→ Given instruction: Reproduce the data exactly and drop any pictures it holds.
## begin Information supplied
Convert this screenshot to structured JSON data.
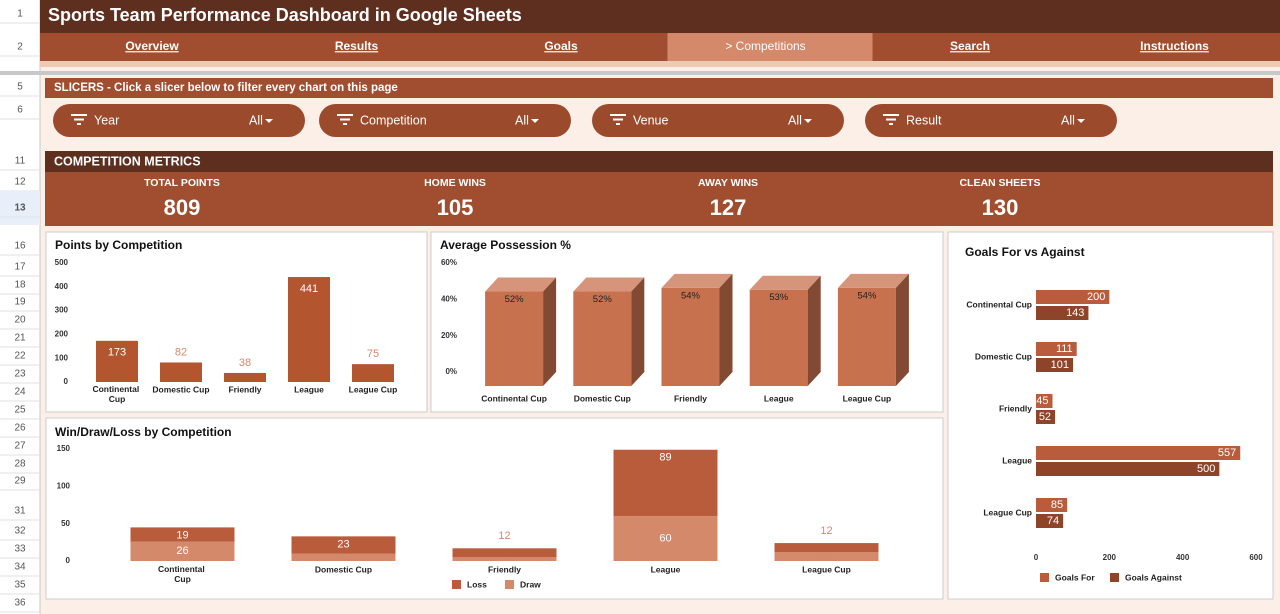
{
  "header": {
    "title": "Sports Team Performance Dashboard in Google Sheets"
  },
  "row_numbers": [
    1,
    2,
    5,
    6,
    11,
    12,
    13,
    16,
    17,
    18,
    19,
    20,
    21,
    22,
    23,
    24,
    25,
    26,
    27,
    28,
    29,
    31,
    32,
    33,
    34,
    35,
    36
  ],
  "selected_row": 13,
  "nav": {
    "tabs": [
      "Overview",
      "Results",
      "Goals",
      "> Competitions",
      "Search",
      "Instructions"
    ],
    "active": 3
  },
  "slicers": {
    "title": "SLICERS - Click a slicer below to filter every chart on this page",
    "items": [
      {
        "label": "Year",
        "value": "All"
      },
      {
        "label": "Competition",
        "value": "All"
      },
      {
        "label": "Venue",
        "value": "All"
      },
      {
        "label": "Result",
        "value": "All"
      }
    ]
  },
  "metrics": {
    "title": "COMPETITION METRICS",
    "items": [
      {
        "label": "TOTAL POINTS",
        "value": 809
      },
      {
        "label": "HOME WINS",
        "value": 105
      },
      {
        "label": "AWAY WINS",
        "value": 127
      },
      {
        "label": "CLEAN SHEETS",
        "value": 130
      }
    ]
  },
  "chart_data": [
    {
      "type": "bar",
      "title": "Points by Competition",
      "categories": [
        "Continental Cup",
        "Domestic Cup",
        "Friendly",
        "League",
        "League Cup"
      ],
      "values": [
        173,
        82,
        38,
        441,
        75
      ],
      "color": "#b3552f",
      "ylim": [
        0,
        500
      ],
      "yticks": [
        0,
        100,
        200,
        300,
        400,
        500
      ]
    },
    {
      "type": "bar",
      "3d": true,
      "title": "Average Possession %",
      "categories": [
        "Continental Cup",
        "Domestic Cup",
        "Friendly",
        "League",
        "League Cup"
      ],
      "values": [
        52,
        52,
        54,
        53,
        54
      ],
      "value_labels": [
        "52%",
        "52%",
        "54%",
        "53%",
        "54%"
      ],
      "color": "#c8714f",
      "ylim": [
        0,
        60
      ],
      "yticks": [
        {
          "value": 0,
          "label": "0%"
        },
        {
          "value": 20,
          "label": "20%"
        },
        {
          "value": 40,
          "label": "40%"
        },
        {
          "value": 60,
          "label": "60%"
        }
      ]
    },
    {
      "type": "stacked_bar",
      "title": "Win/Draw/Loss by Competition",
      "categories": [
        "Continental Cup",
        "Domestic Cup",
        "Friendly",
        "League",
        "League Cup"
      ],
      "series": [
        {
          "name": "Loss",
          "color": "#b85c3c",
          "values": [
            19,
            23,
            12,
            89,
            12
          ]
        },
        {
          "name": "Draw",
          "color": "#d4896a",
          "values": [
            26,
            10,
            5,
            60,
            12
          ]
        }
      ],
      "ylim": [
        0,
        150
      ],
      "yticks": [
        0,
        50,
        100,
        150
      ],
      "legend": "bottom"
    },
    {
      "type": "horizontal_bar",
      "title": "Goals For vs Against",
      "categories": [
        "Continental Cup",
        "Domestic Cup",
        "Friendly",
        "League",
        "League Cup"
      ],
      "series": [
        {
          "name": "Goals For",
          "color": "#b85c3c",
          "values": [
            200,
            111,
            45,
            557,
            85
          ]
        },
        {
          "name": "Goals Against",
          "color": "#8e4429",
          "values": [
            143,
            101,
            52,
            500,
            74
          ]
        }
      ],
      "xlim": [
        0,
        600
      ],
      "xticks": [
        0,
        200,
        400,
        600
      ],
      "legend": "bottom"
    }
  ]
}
## end Information supplied
→ Solution to this task:
Convert this screenshot to structured JSON data.
{
  "header": {
    "title": "Sports Team Performance Dashboard in Google Sheets"
  },
  "row_numbers": [
    1,
    2,
    5,
    6,
    11,
    12,
    13,
    16,
    17,
    18,
    19,
    20,
    21,
    22,
    23,
    24,
    25,
    26,
    27,
    28,
    29,
    31,
    32,
    33,
    34,
    35,
    36
  ],
  "selected_row": 13,
  "nav": {
    "tabs": [
      "Overview",
      "Results",
      "Goals",
      "> Competitions",
      "Search",
      "Instructions"
    ],
    "active": 3
  },
  "slicers": {
    "title": "SLICERS - Click a slicer below to filter every chart on this page",
    "items": [
      {
        "label": "Year",
        "value": "All"
      },
      {
        "label": "Competition",
        "value": "All"
      },
      {
        "label": "Venue",
        "value": "All"
      },
      {
        "label": "Result",
        "value": "All"
      }
    ]
  },
  "metrics": {
    "title": "COMPETITION METRICS",
    "items": [
      {
        "label": "TOTAL POINTS",
        "value": 809
      },
      {
        "label": "HOME WINS",
        "value": 105
      },
      {
        "label": "AWAY WINS",
        "value": 127
      },
      {
        "label": "CLEAN SHEETS",
        "value": 130
      }
    ]
  },
  "chart_data": [
    {
      "type": "bar",
      "title": "Points by Competition",
      "categories": [
        "Continental Cup",
        "Domestic Cup",
        "Friendly",
        "League",
        "League Cup"
      ],
      "values": [
        173,
        82,
        38,
        441,
        75
      ],
      "color": "#b3552f",
      "ylim": [
        0,
        500
      ],
      "yticks": [
        0,
        100,
        200,
        300,
        400,
        500
      ]
    },
    {
      "type": "bar",
      "3d": true,
      "title": "Average Possession %",
      "categories": [
        "Continental Cup",
        "Domestic Cup",
        "Friendly",
        "League",
        "League Cup"
      ],
      "values": [
        52,
        52,
        54,
        53,
        54
      ],
      "value_labels": [
        "52%",
        "52%",
        "54%",
        "53%",
        "54%"
      ],
      "color": "#c8714f",
      "ylim": [
        0,
        60
      ],
      "yticks": [
        {
          "value": 0,
          "label": "0%"
        },
        {
          "value": 20,
          "label": "20%"
        },
        {
          "value": 40,
          "label": "40%"
        },
        {
          "value": 60,
          "label": "60%"
        }
      ]
    },
    {
      "type": "stacked_bar",
      "title": "Win/Draw/Loss by Competition",
      "categories": [
        "Continental Cup",
        "Domestic Cup",
        "Friendly",
        "League",
        "League Cup"
      ],
      "series": [
        {
          "name": "Loss",
          "color": "#b85c3c",
          "values": [
            19,
            23,
            12,
            89,
            12
          ]
        },
        {
          "name": "Draw",
          "color": "#d4896a",
          "values": [
            26,
            10,
            5,
            60,
            12
          ]
        }
      ],
      "ylim": [
        0,
        150
      ],
      "yticks": [
        0,
        50,
        100,
        150
      ],
      "legend": "bottom"
    },
    {
      "type": "horizontal_bar",
      "title": "Goals For vs Against",
      "categories": [
        "Continental Cup",
        "Domestic Cup",
        "Friendly",
        "League",
        "League Cup"
      ],
      "series": [
        {
          "name": "Goals For",
          "color": "#b85c3c",
          "values": [
            200,
            111,
            45,
            557,
            85
          ]
        },
        {
          "name": "Goals Against",
          "color": "#8e4429",
          "values": [
            143,
            101,
            52,
            500,
            74
          ]
        }
      ],
      "xlim": [
        0,
        600
      ],
      "xticks": [
        0,
        200,
        400,
        600
      ],
      "legend": "bottom"
    }
  ]
}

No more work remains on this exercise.